Instructions for the task: Hunt for the word "shown" across the entries below, copying each line that holds it.

Data listing:
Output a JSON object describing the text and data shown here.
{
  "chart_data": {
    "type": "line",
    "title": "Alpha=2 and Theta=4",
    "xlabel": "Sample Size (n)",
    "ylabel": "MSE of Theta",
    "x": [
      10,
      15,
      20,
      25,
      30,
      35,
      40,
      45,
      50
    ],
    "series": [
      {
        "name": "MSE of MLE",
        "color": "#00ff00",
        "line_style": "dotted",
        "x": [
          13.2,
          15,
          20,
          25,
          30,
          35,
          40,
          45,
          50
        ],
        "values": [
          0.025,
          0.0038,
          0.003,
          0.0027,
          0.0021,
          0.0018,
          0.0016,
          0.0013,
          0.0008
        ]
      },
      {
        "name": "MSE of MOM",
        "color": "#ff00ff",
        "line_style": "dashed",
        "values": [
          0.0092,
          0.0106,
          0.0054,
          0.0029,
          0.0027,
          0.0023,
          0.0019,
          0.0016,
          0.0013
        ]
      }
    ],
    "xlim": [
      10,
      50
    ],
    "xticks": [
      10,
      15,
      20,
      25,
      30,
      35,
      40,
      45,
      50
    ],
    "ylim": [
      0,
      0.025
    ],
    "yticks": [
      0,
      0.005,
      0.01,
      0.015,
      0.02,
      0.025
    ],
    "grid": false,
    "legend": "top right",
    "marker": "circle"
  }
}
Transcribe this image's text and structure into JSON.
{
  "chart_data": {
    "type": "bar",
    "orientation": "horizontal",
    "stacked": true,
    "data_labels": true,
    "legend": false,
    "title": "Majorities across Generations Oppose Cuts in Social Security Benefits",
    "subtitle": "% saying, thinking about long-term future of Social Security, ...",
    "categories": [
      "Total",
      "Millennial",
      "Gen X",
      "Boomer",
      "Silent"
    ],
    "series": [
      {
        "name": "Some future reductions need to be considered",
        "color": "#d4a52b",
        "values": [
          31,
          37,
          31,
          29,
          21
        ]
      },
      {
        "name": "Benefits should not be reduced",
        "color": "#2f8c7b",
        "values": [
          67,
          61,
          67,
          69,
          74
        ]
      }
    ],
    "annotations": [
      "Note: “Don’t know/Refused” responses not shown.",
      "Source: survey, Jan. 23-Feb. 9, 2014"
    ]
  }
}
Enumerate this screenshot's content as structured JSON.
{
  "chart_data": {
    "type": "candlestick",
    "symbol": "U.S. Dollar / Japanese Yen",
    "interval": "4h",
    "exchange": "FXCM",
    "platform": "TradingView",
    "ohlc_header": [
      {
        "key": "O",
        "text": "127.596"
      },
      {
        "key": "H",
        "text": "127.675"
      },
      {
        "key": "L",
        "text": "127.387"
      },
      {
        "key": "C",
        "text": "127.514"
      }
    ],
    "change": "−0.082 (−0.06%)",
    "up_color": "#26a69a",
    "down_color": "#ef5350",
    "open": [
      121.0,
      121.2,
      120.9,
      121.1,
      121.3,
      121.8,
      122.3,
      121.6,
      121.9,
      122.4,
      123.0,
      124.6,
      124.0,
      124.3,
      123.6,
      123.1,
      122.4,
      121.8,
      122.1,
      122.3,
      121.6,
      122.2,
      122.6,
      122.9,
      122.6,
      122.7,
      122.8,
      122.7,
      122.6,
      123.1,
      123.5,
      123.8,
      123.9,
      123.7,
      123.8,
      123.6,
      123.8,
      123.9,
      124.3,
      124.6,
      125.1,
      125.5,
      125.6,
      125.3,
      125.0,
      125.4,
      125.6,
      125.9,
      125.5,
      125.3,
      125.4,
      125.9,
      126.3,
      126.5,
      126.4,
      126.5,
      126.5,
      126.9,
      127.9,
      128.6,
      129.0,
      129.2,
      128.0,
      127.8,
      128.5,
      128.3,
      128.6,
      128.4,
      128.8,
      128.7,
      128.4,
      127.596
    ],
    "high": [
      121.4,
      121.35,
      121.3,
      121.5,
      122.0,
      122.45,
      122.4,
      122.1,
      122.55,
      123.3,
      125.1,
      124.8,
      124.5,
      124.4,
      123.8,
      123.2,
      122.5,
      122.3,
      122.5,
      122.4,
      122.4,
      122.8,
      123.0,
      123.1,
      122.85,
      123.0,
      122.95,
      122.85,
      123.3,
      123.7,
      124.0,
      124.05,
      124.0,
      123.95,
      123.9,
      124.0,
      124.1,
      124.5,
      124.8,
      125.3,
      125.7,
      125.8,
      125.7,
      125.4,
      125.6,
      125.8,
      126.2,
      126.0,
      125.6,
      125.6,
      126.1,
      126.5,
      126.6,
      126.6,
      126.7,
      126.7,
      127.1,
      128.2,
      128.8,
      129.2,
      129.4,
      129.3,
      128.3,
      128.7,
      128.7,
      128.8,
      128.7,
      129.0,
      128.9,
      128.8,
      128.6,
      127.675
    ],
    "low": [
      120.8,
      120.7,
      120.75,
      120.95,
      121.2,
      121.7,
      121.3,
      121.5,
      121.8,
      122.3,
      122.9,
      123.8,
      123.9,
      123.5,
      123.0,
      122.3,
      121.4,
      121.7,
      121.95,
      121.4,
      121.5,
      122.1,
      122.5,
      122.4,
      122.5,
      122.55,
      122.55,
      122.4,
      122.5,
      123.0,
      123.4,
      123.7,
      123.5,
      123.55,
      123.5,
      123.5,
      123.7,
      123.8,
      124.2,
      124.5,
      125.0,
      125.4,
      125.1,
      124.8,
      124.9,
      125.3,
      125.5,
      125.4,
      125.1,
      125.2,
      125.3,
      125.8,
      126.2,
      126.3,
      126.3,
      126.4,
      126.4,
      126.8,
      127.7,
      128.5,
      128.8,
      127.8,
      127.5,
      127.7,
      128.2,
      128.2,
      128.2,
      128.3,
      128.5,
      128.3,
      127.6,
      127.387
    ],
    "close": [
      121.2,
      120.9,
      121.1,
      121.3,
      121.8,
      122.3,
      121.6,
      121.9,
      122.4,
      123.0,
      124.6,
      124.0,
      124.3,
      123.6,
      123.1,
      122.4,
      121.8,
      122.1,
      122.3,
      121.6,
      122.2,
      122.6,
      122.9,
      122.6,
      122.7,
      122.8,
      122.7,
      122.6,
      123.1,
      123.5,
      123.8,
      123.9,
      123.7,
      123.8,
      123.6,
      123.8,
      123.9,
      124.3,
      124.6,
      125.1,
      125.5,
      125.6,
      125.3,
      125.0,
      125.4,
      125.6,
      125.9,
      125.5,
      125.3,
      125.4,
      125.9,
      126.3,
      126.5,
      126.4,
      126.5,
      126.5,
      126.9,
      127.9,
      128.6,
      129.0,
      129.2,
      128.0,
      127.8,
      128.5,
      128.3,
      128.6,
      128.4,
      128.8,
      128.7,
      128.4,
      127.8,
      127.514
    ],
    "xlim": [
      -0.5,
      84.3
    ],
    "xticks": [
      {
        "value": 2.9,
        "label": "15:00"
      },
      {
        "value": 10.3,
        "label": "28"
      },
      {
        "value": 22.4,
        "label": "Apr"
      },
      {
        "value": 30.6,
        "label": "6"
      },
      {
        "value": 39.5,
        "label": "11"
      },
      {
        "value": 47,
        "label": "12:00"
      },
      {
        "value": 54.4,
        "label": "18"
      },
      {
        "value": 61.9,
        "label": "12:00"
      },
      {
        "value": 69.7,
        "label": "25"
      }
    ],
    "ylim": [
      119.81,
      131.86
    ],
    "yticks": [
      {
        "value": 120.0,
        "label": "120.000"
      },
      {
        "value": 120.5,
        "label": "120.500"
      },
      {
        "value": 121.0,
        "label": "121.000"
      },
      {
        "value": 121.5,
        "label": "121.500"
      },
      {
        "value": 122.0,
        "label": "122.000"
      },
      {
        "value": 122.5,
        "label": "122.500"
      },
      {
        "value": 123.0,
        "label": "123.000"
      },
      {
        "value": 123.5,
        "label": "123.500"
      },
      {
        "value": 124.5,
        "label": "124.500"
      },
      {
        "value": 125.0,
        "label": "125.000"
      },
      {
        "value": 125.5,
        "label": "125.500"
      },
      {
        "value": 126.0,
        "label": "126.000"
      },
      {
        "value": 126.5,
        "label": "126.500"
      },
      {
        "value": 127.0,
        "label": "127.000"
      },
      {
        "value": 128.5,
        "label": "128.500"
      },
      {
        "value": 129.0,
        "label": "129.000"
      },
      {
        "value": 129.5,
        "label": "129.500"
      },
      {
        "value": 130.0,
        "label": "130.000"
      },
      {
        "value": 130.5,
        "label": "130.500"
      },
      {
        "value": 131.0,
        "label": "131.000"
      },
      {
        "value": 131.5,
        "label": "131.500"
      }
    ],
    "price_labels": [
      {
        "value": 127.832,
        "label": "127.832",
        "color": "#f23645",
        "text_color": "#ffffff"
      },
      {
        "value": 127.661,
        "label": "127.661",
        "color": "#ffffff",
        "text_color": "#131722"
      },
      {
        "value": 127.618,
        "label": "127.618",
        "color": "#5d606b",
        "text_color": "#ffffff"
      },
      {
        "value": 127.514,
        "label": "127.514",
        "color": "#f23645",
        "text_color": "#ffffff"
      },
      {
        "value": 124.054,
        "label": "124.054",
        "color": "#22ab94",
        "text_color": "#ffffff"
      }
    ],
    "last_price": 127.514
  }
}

Response to this exercise:
Output a JSON object describing the text and data shown here.
      "Note: “Don’t know/Refused” responses not shown.",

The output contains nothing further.